### Task objective:
Your task is to locate every line holding the string "JSON" and to copy each of them.

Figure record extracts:
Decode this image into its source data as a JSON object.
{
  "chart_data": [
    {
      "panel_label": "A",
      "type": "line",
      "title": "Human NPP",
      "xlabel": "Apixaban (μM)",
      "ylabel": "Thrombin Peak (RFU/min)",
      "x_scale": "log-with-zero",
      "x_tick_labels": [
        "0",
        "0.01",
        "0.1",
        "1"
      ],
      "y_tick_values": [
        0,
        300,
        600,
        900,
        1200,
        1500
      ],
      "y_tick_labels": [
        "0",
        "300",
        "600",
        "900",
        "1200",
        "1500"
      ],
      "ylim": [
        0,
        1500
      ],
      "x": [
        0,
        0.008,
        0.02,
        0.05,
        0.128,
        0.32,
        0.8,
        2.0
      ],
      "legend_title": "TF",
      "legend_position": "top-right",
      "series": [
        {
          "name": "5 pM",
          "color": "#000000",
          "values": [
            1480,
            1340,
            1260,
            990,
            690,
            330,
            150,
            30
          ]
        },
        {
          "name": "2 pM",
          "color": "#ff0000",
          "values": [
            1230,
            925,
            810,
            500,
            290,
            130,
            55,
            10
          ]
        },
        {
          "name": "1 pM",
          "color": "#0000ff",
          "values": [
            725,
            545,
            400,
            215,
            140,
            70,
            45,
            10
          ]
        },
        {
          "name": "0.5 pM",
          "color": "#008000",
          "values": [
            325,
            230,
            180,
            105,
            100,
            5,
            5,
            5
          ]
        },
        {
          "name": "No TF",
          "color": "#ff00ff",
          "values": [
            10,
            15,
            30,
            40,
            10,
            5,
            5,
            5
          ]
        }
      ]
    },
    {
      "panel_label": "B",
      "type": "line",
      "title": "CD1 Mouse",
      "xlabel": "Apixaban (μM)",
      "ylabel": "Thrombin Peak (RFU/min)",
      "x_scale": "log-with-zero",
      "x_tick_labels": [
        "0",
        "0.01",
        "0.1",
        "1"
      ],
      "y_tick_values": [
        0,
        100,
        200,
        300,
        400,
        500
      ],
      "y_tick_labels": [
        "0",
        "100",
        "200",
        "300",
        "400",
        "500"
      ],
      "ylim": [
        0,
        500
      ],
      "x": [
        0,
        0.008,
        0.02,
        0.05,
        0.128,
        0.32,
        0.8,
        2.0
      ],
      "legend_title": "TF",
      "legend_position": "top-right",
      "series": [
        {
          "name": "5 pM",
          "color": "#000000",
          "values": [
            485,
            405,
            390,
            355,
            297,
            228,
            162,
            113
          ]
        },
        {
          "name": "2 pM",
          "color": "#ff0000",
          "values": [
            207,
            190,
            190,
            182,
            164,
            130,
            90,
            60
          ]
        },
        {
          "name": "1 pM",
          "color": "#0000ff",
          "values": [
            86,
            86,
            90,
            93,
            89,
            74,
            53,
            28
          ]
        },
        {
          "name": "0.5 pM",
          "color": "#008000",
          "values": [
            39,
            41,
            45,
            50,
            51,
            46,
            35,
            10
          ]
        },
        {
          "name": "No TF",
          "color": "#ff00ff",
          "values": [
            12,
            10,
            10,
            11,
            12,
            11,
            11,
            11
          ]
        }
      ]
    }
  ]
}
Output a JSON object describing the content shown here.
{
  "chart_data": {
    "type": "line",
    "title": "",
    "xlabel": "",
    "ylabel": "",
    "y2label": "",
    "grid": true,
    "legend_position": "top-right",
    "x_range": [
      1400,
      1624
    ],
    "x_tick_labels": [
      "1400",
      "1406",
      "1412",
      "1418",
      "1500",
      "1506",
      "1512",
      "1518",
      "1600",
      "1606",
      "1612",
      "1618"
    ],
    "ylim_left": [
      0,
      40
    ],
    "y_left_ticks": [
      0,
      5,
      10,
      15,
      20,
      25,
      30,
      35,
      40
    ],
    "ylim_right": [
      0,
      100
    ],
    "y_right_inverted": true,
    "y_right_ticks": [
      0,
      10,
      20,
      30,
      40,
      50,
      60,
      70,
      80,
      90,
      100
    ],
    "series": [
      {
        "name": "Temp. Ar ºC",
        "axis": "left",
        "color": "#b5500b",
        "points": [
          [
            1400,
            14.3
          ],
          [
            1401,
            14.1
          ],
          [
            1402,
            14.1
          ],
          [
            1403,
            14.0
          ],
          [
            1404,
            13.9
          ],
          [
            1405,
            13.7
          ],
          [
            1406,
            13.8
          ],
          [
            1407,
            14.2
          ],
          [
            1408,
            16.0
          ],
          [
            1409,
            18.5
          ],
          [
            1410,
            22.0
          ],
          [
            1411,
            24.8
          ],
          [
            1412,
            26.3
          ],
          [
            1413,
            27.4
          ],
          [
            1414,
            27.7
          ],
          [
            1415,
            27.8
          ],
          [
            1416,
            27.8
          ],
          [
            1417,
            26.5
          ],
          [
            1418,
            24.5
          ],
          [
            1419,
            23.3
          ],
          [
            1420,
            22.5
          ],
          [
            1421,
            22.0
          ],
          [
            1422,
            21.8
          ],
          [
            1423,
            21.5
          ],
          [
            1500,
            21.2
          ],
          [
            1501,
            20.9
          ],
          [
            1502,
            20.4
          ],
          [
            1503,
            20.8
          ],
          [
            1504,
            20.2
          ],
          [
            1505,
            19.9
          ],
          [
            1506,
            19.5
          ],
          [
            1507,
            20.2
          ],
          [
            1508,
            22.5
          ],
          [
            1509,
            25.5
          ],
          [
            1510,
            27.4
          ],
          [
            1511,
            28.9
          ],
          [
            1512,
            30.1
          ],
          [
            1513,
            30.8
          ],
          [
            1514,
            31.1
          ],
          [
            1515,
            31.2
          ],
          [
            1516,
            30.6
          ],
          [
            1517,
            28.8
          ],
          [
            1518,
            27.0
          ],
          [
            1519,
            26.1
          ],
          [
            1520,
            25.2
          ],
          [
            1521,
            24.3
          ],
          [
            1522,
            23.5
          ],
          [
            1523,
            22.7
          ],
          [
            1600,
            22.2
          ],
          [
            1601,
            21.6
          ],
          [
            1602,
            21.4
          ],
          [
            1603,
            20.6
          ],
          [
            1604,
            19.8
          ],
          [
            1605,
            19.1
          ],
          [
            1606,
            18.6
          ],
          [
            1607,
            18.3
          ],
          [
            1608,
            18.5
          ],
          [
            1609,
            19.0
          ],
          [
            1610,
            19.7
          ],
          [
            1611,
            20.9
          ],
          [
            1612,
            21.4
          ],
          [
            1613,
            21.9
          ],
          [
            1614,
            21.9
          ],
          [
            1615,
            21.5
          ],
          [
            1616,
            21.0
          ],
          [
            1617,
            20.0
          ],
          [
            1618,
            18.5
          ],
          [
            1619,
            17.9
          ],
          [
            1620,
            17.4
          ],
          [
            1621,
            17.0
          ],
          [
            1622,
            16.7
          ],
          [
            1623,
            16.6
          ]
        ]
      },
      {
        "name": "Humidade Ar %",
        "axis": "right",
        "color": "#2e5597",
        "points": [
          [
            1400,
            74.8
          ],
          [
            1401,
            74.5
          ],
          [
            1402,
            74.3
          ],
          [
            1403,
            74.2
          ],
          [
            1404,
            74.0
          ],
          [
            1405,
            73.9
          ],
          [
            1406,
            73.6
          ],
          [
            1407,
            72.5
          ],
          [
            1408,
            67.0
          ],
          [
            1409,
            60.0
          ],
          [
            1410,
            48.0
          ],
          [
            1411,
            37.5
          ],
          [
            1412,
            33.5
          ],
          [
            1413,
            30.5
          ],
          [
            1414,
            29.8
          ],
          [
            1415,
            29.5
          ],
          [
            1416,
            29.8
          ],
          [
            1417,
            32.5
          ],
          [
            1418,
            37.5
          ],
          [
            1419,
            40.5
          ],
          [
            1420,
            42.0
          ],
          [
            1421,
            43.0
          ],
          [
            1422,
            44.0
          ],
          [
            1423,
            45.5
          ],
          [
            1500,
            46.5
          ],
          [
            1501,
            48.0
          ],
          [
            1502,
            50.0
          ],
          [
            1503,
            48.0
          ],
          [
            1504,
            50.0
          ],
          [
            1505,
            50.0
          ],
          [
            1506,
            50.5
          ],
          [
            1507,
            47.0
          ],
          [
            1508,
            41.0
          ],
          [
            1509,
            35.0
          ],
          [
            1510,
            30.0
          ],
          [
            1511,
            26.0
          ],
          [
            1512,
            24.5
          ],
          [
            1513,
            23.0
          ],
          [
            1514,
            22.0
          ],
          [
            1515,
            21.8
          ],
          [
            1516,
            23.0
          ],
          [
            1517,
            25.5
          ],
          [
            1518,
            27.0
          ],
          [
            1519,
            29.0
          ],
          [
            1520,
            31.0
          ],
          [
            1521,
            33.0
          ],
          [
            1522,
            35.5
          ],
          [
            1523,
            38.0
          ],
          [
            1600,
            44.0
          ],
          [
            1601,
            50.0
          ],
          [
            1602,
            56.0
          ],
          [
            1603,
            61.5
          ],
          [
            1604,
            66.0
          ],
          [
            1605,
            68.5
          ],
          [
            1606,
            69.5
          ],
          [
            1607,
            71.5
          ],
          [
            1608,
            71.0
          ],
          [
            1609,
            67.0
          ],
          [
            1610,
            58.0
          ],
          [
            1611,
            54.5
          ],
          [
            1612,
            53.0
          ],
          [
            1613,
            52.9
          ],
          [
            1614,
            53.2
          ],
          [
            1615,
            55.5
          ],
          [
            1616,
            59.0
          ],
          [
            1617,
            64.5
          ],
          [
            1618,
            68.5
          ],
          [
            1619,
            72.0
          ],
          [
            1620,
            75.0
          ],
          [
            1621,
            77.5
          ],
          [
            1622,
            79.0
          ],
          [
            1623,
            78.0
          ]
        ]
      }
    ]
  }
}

### Answer to this task:
Decode this image into its source data as a JSON object.
Output a JSON object describing the content shown here.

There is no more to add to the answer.